--- Dataset records ---

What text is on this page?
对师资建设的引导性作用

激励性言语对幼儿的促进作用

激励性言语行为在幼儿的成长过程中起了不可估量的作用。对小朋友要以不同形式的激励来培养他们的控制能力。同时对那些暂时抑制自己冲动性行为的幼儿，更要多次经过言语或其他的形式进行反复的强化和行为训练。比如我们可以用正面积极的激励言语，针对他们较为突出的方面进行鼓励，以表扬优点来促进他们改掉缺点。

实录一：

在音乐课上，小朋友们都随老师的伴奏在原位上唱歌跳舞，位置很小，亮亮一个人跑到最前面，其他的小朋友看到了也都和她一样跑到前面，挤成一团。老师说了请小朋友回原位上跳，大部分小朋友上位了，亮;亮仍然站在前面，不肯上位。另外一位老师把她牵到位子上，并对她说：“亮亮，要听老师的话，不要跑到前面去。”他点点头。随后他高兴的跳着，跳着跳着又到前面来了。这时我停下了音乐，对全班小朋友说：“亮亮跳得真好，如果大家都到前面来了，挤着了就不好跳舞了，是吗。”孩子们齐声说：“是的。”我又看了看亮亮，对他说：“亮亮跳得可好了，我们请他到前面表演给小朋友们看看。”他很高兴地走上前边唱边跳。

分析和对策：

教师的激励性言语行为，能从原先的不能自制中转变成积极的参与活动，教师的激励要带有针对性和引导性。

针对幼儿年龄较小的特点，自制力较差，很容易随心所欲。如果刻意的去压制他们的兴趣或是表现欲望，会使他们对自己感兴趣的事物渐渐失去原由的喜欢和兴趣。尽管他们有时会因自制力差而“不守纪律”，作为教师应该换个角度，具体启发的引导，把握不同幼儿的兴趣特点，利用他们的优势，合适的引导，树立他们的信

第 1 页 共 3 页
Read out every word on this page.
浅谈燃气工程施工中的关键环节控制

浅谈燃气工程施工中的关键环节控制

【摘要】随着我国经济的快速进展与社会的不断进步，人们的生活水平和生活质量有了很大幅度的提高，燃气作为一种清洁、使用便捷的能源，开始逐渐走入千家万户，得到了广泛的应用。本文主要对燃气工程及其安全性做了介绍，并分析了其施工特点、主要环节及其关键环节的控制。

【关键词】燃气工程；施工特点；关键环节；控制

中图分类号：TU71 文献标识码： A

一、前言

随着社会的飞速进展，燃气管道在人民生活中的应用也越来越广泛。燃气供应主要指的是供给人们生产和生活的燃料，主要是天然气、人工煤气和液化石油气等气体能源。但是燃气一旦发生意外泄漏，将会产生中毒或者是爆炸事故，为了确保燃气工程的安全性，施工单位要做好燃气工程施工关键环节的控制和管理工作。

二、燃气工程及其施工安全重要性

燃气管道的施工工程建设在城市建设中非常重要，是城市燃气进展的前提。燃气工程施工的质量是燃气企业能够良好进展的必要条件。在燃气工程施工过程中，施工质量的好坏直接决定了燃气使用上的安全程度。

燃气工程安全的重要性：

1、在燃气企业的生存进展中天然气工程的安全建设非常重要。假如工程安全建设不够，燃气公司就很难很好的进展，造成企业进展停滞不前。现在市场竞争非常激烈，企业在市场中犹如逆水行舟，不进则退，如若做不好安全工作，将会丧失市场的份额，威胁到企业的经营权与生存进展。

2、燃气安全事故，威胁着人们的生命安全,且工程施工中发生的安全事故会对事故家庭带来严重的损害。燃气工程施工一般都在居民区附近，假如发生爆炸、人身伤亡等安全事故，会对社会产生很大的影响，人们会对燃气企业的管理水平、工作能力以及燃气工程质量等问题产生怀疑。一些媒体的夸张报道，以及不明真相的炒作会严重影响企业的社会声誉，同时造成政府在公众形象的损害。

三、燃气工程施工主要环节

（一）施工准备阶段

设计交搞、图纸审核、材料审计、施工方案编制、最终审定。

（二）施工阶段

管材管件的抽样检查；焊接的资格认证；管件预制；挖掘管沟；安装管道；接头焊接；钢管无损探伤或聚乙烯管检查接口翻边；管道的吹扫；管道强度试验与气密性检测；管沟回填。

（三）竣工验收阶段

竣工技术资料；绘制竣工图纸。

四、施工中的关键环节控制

---

Exercise: Print all the data exactly.

Output for this exercise:
What text is on this page?
对师资建设的引导性作用

激励性言语对幼儿的促进作用

激励性言语行为在幼儿的成长过程中起了不可估量的作用。对小朋友要以不同形式的激励来培养他们的控制能力。同时对那些暂时抑制自己冲动性行为的幼儿，更要多次经过言语或其他的形式进行反复的强化和行为训练。比如我们可以用正面积极的激励言语，针对他们较为突出的方面进行鼓励，以表扬优点来促进他们改掉缺点。

实录一：

在音乐课上，小朋友们都随老师的伴奏在原位上唱歌跳舞，位置很小，亮亮一个人跑到最前面，其他的小朋友看到了也都和她一样跑到前面，挤成一团。老师说了请小朋友回原位上跳，大部分小朋友上位了，亮;亮仍然站在前面，不肯上位。另外一位老师把她牵到位子上，并对她说：“亮亮，要听老师的话，不要跑到前面去。”他点点头。随后他高兴的跳着，跳着跳着又到前面来了。这时我停下了音乐，对全班小朋友说：“亮亮跳得真好，如果大家都到前面来了，挤着了就不好跳舞了，是吗。”孩子们齐声说：“是的。”我又看了看亮亮，对他说：“亮亮跳得可好了，我们请他到前面表演给小朋友们看看。”他很高兴地走上前边唱边跳。

分析和对策：

教师的激励性言语行为，能从原先的不能自制中转变成积极的参与活动，教师的激励要带有针对性和引导性。

针对幼儿年龄较小的特点，自制力较差，很容易随心所欲。如果刻意的去压制他们的兴趣或是表现欲望，会使他们对自己感兴趣的事物渐渐失去原由的喜欢和兴趣。尽管他们有时会因自制力差而“不守纪律”，作为教师应该换个角度，具体启发的引导，把握不同幼儿的兴趣特点，利用他们的优势，合适的引导，树立他们的信

第 1 页 共 3 页
Read out every word on this page.
浅谈燃气工程施工中的关键环节控制

浅谈燃气工程施工中的关键环节控制

【摘要】随着我国经济的快速进展与社会的不断进步，人们的生活水平和生活质量有了很大幅度的提高，燃气作为一种清洁、使用便捷的能源，开始逐渐走入千家万户，得到了广泛的应用。本文主要对燃气工程及其安全性做了介绍，并分析了其施工特点、主要环节及其关键环节的控制。

【关键词】燃气工程；施工特点；关键环节；控制

中图分类号：TU71 文献标识码： A

一、前言

随着社会的飞速进展，燃气管道在人民生活中的应用也越来越广泛。燃气供应主要指的是供给人们生产和生活的燃料，主要是天然气、人工煤气和液化石油气等气体能源。但是燃气一旦发生意外泄漏，将会产生中毒或者是爆炸事故，为了确保燃气工程的安全性，施工单位要做好燃气工程施工关键环节的控制和管理工作。

二、燃气工程及其施工安全重要性

燃气管道的施工工程建设在城市建设中非常重要，是城市燃气进展的前提。燃气工程施工的质量是燃气企业能够良好进展的必要条件。在燃气工程施工过程中，施工质量的好坏直接决定了燃气使用上的安全程度。

燃气工程安全的重要性：

1、在燃气企业的生存进展中天然气工程的安全建设非常重要。假如工程安全建设不够，燃气公司就很难很好的进展，造成企业进展停滞不前。现在市场竞争非常激烈，企业在市场中犹如逆水行舟，不进则退，如若做不好安全工作，将会丧失市场的份额，威胁到企业的经营权与生存进展。

2、燃气安全事故，威胁着人们的生命安全,且工程施工中发生的安全事故会对事故家庭带来严重的损害。燃气工程施工一般都在居民区附近，假如发生爆炸、人身伤亡等安全事故，会对社会产生很大的影响，人们会对燃气企业的管理水平、工作能力以及燃气工程质量等问题产生怀疑。一些媒体的夸张报道，以及不明真相的炒作会严重影响企业的社会声誉，同时造成政府在公众形象的损害。

三、燃气工程施工主要环节

（一）施工准备阶段

设计交搞、图纸审核、材料审计、施工方案编制、最终审定。

（二）施工阶段

管材管件的抽样检查；焊接的资格认证；管件预制；挖掘管沟；安装管道；接头焊接；钢管无损探伤或聚乙烯管检查接口翻边；管道的吹扫；管道强度试验与气密性检测；管沟回填。

（三）竣工验收阶段

竣工技术资料；绘制竣工图纸。

四、施工中的关键环节控制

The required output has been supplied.